[WHAT THIS EXERCISE ASKS]:
[A] In the passage of the Bayesian optimization text between "which converges to" and "a given family.", inclusive, replace "sequence" with "series" and give the passage.
[B] Copy the listing unchanged, from its first line through the line holding "- golay-label: Golay", inclusive.

[DOCUMENT SECTION]:
# # # #
BayesOpt
 All Classes Namespaces Files Functions Variables Enumerations Enumerator Groups Pages
Bayesian optimization

Table of Contents

Introduction to Bayesian Optimization

Many problems in engineering, computer science, economics, etc., require to find the extremum of a real valued function. These functions are typically continuous and sometimes smooth (e.g.: Lipschitz continuous). However, those functions do not have a closed-form expression or might be multimodal, where some of the local extrema might have a bad outcome compared to the global extremum. The evaluation of those functions might be costly.

Global optimization is a special case of non-convex optimization where we want to find the global extremum of a real valued function, that is, the target function. The search is done by some pointwise evaluation of the target function.

The objective of a global optimization algorithm is to find the sequence of points

\[ x_n \in \mathcal{A} \subset \mathbb{R}^m , \;\;\; n = 1,2,\ldots \]

which converges to the point $x^*$, that is, the extremum of the target function, when $n$ is large. The algorithm should be able to find that sequence at least for all functions from a given family.

As explained in[16], this search procedure is a sequential decision making problem where point at step $n+1$ is based on decision $d_n$ which considers all previous data:

\[ x_{n+1} = d_n(x_{1:n},y_{1:n}) \]

where $y_i = f(x_i) + \epsilon_i$. For simplicity, many works assume $\epsilon_i = 0$, that is, function evaluations are deterministic. However, we can easily extend the description to include stochastic functions (e.g.: homoscedastic noise $\epsilon_i \sim \mathcal{N}(0,\sigma)$).

The search method is the sequence of decisions $d = {d_0,\ldots, d_{n-1}}$, which leads to the final decision $x_{n} = x_{n}(d)$. In most applications, the objective is to optimize the response of the final decisions. Then, the criteria relies on the optimality error or optimality gap, which can be expressed as:

\[ \delta_n(f,d) = f\left(x_n\right) - f(x^*) \]

In other applications, the objective may require to converge to $x^*$ in the input space. Then, we can use for example the Euclidean distance error:

\[ \delta_n(f,d) = \|x_n - x^*\|_2 \label{eq:dist-error} \]

The previous equations can also be interpreted as variants of the loss function for the decision at each step. Thus, the optimal decision is defined as the function that minimizes the loss function:

\[ d_n = \arg \min_d \delta_n(f,d) \]

This requires full knowledge of function $f$, which is unavailable. Instead, let assume that the target function $f = f(x)$ belongs to a family of functions $f \in F$, e.g.: continuous functions in $\mathbb{R}^m$. Let also assume that the function can be represented as sample from a probability distribution over functions $f \sim P(f)$. Then, the best response case analysis for the search process is defined as the decision that optimizes the expectation of the loss function:

\[ d^{BR}_n = \arg \min_d \mathbb{E}_{P(f)} \left[ \delta_n(f,d)\right]= \arg \min_d \int_F \delta_n(f,d) \; dP(f) \]

where $P$ is a prior distribution over functions.
# # # #
[EXCERPTED RECORDS]:
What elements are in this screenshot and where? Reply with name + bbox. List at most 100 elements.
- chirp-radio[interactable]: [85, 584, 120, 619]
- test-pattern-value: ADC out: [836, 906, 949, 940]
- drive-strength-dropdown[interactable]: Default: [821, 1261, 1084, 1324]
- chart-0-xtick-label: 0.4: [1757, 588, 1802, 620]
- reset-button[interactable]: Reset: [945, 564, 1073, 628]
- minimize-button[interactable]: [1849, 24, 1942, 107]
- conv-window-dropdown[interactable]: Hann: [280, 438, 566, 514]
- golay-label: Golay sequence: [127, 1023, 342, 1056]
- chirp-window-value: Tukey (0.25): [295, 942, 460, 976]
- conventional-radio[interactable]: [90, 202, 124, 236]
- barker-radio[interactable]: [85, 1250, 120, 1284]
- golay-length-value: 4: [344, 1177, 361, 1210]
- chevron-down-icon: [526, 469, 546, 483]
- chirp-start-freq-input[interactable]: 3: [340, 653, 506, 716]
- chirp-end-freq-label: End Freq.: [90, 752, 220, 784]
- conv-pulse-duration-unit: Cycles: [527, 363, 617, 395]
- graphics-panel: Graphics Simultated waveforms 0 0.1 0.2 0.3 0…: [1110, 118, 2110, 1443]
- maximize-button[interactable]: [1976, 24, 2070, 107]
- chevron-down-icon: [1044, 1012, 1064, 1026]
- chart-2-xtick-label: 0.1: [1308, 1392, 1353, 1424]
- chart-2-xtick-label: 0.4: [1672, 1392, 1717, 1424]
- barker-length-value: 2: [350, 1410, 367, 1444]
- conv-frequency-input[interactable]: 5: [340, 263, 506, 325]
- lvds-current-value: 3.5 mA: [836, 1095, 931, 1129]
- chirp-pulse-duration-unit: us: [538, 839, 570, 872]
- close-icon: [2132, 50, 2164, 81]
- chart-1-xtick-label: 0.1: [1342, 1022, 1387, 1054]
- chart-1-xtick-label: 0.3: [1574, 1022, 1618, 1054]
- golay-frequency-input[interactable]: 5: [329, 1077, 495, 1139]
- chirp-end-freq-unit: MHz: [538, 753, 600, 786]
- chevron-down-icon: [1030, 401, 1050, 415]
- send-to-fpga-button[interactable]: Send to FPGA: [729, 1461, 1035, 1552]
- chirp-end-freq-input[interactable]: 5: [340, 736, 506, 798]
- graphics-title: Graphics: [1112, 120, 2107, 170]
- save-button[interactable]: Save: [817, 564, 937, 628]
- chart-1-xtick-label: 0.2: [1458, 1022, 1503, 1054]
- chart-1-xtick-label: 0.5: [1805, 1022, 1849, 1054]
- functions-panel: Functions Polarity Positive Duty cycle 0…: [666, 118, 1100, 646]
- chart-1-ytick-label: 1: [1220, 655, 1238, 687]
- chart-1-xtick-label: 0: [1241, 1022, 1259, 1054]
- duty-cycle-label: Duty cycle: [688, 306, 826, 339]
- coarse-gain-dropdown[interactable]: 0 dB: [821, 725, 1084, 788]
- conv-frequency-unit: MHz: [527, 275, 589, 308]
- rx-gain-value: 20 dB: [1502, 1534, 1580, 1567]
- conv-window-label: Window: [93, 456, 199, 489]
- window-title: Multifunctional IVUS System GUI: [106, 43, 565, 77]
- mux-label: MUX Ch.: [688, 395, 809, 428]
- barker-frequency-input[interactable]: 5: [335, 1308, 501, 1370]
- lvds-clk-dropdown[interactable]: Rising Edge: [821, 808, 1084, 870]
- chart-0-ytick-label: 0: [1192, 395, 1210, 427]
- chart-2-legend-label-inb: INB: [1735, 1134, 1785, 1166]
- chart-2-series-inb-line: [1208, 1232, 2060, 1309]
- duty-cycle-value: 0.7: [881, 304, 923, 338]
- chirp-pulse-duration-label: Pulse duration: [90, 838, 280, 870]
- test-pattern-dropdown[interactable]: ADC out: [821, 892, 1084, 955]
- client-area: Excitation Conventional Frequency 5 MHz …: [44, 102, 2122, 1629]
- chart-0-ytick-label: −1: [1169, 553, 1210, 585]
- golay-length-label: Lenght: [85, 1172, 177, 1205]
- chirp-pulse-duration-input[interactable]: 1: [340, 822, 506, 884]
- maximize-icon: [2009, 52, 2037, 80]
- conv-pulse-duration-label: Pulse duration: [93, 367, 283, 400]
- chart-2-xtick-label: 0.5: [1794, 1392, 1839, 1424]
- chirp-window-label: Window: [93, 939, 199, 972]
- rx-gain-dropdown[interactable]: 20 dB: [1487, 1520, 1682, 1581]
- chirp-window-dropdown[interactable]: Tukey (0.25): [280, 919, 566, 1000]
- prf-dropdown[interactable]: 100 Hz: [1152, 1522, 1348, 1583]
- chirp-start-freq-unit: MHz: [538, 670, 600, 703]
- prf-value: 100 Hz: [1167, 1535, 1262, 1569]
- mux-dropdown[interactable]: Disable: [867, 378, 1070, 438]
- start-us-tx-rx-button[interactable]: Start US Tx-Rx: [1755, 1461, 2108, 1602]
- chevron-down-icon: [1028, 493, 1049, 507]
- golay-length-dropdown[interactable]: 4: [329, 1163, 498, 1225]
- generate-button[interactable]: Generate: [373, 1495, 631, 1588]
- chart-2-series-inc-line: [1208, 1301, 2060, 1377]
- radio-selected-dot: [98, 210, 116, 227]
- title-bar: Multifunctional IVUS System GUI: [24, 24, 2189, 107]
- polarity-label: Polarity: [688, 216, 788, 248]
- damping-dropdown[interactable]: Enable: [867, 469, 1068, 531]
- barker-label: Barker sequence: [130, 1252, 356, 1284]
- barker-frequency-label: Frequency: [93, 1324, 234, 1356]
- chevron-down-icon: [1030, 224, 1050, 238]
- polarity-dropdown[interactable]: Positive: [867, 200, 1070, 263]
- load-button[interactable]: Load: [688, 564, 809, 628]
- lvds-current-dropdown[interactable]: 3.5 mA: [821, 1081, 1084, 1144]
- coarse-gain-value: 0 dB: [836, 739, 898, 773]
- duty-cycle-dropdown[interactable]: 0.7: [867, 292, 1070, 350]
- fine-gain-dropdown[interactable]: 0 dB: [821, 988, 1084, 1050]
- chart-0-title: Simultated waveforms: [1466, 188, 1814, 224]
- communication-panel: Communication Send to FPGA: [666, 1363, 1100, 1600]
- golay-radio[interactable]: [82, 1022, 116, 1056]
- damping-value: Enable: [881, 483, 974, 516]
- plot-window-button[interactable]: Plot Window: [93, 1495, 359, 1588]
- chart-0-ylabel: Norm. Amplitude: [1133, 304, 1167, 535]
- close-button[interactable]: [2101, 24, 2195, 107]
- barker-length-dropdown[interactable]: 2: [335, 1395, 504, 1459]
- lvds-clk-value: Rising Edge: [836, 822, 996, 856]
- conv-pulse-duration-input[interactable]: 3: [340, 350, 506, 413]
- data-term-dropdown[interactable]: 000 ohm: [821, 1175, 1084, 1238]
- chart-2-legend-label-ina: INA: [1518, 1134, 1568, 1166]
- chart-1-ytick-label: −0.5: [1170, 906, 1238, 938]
# # # #
[ANSWERS PER TASK]:
[A]
which converges to the point $x^*$, that is, the extremum of the target function, when $n$ is large. The algorithm should be able to find that series at least for all functions from a given family.

[B]
What elements are in this screenshot and where? Reply with name + bbox. List at most 100 elements.
- chirp-radio[interactable]: [85, 584, 120, 619]
- test-pattern-value: ADC out: [836, 906, 949, 940]
- drive-strength-dropdown[interactable]: Default: [821, 1261, 1084, 1324]
- chart-0-xtick-label: 0.4: [1757, 588, 1802, 620]
- reset-button[interactable]: Reset: [945, 564, 1073, 628]
- minimize-button[interactable]: [1849, 24, 1942, 107]
- conv-window-dropdown[interactable]: Hann: [280, 438, 566, 514]
- golay-label: Golay sequence: [127, 1023, 342, 1056]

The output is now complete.